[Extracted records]
= = = =

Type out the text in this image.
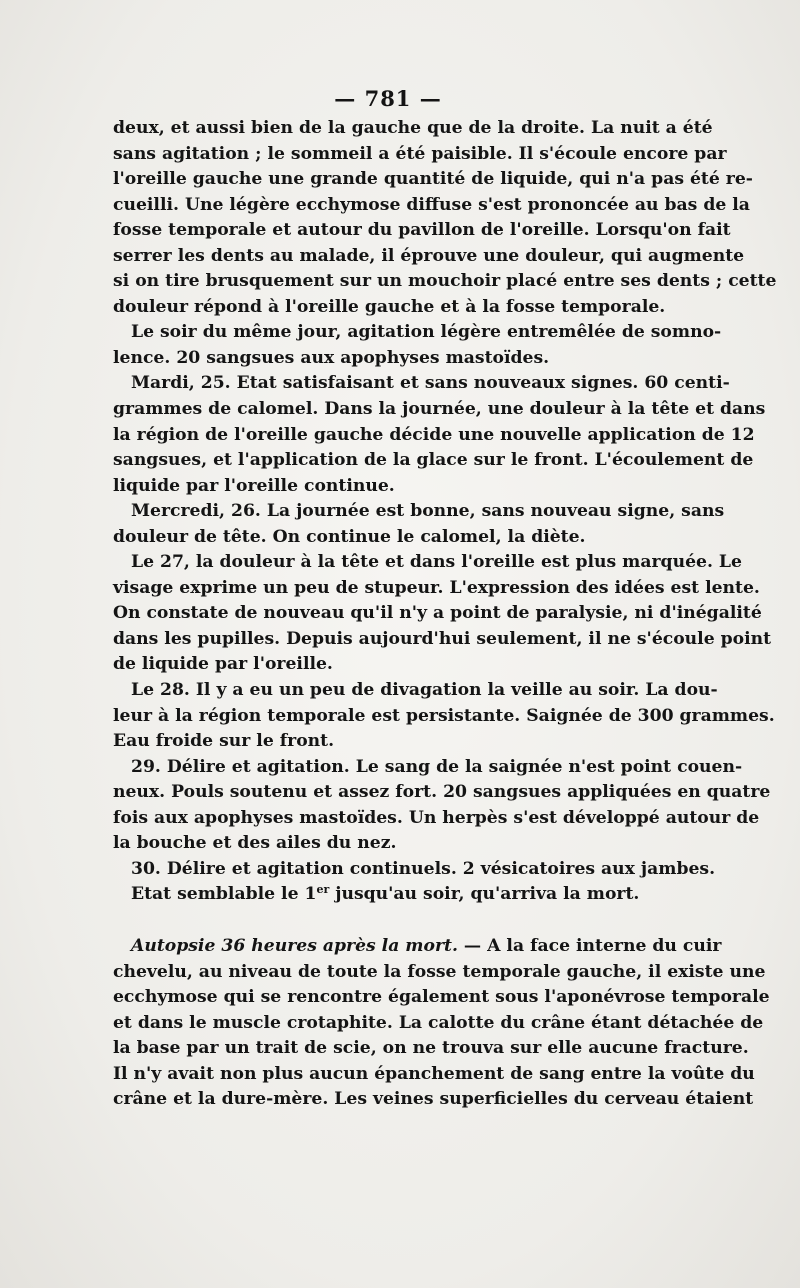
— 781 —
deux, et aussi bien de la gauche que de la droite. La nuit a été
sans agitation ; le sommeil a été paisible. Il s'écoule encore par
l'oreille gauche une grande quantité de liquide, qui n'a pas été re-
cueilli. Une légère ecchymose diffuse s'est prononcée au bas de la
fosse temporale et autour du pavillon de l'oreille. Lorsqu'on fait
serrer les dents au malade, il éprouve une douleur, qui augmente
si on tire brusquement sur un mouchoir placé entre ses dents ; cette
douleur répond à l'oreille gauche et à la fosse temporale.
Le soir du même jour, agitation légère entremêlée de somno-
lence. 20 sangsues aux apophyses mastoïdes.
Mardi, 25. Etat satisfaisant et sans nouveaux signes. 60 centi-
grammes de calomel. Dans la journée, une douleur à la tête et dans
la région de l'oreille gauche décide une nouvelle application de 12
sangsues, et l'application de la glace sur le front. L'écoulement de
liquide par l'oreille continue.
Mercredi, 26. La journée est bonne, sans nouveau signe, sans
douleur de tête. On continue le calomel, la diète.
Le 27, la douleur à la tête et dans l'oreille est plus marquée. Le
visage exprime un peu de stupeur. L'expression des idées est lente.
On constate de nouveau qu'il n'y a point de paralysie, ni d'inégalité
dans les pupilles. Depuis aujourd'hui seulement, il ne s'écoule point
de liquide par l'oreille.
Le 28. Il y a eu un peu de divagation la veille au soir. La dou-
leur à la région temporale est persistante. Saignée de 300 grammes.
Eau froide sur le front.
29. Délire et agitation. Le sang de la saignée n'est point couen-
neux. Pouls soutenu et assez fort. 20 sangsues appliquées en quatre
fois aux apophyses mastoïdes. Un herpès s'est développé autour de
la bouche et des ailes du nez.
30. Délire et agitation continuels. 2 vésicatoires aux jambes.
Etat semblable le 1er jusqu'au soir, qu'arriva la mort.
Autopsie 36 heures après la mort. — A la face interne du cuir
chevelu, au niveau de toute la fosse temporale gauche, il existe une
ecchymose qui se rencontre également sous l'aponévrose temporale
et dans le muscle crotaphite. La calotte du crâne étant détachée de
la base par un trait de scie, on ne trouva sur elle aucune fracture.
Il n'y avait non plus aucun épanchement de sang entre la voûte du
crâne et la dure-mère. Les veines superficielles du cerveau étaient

= = = =

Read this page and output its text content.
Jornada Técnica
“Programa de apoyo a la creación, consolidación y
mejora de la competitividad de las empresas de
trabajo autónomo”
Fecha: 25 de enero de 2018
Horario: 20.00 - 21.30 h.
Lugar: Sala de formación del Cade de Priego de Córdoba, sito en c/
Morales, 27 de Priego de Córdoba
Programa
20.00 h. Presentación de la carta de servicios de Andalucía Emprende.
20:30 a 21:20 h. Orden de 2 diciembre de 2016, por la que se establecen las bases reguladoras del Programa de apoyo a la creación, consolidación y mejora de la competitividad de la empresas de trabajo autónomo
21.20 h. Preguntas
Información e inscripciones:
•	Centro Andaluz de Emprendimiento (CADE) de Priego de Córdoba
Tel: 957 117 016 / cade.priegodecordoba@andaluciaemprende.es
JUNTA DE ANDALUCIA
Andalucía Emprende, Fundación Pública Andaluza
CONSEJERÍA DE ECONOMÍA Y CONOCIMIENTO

= = = =

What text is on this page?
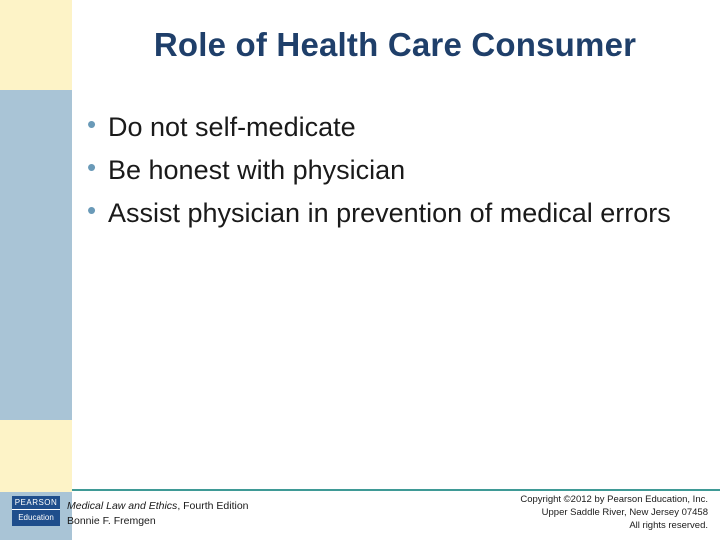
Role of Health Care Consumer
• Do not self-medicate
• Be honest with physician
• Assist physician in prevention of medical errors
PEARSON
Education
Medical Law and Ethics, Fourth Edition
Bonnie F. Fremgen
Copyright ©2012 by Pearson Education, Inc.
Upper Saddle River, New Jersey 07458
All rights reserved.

= = = =

__What you will do__
Copy all lines from the material that include "mejora".

__Task output__
mejora de la competitividad de las empresas de
20:30 a 21:20 h. Orden de 2 diciembre de 2016, por la que se establecen las bases reguladoras del Programa de apoyo a la creación, consolidación y mejora de la competitividad de la empresas de trabajo autónomo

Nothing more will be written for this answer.